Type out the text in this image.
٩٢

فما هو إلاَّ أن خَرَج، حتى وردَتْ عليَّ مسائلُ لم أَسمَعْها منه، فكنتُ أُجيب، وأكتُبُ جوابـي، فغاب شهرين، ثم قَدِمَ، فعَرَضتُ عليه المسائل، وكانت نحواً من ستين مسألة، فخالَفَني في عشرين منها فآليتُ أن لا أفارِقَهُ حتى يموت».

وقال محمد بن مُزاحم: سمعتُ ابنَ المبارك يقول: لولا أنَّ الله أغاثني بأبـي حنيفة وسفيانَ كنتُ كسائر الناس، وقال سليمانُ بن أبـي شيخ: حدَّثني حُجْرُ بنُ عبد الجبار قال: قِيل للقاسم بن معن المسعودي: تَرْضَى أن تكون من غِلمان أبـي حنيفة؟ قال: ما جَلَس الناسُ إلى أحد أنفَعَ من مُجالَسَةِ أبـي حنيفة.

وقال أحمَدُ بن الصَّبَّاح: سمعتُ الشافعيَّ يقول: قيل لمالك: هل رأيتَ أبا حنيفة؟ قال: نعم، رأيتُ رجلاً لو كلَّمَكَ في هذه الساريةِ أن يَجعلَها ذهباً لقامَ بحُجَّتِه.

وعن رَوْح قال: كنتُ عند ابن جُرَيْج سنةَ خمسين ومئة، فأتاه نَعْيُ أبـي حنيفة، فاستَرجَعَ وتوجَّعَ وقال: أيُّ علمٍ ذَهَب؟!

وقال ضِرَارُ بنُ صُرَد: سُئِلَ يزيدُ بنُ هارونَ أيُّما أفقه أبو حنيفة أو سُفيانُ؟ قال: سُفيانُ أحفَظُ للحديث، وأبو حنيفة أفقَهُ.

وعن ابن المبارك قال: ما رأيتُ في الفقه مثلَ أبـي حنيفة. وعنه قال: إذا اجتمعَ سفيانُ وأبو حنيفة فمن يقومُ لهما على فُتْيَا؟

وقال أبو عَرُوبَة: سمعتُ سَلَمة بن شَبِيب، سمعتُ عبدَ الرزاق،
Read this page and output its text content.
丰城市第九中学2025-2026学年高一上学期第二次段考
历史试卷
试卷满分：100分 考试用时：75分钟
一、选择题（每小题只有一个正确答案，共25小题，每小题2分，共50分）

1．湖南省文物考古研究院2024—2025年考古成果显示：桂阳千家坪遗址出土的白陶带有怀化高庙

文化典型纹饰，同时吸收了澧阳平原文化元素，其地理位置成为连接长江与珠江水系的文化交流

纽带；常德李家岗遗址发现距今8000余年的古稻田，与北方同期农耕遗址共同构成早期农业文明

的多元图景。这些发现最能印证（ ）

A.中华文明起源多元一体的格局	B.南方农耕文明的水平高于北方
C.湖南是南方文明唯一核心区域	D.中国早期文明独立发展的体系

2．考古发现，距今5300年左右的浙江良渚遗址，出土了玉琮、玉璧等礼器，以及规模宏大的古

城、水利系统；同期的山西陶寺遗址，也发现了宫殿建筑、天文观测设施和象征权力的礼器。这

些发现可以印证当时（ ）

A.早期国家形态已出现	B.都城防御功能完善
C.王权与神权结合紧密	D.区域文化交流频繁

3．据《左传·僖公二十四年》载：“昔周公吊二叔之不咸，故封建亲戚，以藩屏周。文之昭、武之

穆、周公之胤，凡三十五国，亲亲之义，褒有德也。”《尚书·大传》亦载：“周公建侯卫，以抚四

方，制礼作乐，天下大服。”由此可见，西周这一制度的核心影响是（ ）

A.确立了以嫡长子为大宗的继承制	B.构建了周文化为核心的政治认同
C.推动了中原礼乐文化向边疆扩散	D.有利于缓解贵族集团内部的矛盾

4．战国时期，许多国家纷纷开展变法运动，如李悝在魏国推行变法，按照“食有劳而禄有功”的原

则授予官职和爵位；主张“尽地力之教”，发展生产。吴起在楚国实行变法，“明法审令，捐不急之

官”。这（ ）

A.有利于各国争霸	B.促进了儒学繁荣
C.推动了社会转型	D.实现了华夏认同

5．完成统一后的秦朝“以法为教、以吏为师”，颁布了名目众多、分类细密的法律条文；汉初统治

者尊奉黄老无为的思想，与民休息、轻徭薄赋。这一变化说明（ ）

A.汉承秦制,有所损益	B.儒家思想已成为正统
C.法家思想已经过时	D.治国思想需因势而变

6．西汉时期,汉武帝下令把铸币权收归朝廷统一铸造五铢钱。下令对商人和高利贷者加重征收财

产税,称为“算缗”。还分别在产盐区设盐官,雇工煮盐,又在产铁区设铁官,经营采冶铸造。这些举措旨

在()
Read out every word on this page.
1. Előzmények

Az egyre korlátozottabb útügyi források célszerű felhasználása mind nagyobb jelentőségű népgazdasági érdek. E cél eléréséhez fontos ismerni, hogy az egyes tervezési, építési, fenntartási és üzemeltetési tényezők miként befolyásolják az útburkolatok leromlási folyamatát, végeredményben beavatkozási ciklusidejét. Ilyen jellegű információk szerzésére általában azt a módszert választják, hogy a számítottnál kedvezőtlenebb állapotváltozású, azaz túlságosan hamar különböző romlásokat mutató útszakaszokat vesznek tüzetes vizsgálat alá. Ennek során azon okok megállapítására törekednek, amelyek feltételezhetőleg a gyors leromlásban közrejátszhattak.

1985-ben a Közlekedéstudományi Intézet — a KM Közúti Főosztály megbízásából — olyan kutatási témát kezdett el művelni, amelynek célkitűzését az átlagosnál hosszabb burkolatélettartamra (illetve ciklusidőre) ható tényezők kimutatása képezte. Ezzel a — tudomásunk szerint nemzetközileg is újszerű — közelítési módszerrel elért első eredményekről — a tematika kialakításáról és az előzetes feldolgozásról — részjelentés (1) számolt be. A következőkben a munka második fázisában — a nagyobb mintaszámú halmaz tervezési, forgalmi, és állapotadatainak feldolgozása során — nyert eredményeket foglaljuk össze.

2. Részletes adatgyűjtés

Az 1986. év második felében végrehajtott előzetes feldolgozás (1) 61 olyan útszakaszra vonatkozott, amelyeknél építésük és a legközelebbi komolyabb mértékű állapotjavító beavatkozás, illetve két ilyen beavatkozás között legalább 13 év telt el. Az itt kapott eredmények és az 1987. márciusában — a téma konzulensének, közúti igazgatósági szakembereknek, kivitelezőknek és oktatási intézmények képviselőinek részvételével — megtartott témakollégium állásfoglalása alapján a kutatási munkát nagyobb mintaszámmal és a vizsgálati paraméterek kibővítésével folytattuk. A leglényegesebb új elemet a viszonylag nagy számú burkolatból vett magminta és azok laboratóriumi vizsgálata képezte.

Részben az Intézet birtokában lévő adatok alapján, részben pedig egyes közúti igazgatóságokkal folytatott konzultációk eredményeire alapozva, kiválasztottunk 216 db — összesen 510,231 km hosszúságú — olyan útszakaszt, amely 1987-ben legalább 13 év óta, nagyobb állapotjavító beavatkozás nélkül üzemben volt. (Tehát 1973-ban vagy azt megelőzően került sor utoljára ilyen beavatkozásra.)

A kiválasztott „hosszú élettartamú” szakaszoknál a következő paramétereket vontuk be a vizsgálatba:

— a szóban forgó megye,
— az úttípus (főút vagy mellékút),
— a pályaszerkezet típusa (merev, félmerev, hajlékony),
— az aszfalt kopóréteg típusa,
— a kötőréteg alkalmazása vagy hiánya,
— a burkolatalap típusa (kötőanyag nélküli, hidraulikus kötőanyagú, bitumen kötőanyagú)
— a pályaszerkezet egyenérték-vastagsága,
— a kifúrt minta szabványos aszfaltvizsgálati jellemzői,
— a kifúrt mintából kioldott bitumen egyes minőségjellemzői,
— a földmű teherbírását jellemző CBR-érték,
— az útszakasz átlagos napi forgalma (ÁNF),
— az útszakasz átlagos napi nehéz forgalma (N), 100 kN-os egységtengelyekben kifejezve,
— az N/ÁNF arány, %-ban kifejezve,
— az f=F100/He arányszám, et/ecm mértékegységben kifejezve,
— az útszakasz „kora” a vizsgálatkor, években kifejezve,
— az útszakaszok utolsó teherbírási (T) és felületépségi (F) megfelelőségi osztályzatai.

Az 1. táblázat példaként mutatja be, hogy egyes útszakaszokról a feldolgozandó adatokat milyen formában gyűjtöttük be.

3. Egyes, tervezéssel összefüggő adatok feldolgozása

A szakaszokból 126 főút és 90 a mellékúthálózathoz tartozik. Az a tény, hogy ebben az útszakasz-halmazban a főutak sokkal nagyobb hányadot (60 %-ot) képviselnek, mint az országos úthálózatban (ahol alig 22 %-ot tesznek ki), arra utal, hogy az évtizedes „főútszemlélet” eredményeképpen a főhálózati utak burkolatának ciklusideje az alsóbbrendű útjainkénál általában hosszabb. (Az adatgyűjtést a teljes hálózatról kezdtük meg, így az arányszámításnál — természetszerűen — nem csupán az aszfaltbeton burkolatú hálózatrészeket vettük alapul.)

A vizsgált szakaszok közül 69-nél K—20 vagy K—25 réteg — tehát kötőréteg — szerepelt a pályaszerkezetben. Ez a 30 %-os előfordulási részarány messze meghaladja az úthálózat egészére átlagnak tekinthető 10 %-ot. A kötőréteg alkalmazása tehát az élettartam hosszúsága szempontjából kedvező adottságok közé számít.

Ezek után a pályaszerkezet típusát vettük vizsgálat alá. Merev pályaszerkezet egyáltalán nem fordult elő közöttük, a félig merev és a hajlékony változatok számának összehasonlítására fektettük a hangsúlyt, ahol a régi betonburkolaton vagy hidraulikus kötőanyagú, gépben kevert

• • • • • • •

• [EXERCISE DESCRIPTION] In the entries above, find lines with "وأبو" and copy each.

• [RIGHT ANSWER]
وقال ضِرَارُ بنُ صُرَد: سُئِلَ يزيدُ بنُ هارونَ أيُّما أفقه أبو حنيفة أو سُفيانُ؟ قال: سُفيانُ أحفَظُ للحديث، وأبو حنيفة أفقَهُ.
وعن ابن المبارك قال: ما رأيتُ في الفقه مثلَ أبـي حنيفة. وعنه قال: إذا اجتمعَ سفيانُ وأبو حنيفة فمن يقومُ لهما على فُتْيَا؟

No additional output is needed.